Exercise description: Copy each line where the word "oliepeil" occurs.
· · · · · · ·
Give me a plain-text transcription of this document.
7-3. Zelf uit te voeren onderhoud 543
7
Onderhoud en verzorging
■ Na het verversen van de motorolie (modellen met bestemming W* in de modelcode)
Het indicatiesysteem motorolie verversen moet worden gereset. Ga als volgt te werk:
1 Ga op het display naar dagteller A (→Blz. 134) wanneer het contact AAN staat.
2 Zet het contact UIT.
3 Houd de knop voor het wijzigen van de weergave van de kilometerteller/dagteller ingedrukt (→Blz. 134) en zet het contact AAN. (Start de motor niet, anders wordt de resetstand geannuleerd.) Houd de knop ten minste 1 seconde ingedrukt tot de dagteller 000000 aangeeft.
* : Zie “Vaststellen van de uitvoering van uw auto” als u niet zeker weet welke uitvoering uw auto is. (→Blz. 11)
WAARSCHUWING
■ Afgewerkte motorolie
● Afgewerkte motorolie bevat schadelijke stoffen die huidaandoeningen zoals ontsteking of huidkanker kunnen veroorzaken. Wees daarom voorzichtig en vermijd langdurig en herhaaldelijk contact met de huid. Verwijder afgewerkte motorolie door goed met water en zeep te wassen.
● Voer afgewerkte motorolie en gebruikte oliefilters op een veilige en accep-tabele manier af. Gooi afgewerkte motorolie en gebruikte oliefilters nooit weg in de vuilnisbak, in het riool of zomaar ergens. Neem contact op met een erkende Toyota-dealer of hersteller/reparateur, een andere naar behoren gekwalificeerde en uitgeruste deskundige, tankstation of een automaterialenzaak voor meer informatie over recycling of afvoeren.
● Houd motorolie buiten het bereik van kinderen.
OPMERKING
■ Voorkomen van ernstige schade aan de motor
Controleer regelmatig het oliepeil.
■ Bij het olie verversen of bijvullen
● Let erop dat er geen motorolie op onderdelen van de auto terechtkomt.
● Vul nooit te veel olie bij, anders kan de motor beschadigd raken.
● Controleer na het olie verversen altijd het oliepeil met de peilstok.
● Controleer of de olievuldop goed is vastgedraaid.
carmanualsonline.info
· · · · · · ·
Response to the exercise:
Controleer regelmatig het oliepeil.
● Controleer na het olie verversen altijd het oliepeil met de peilstok.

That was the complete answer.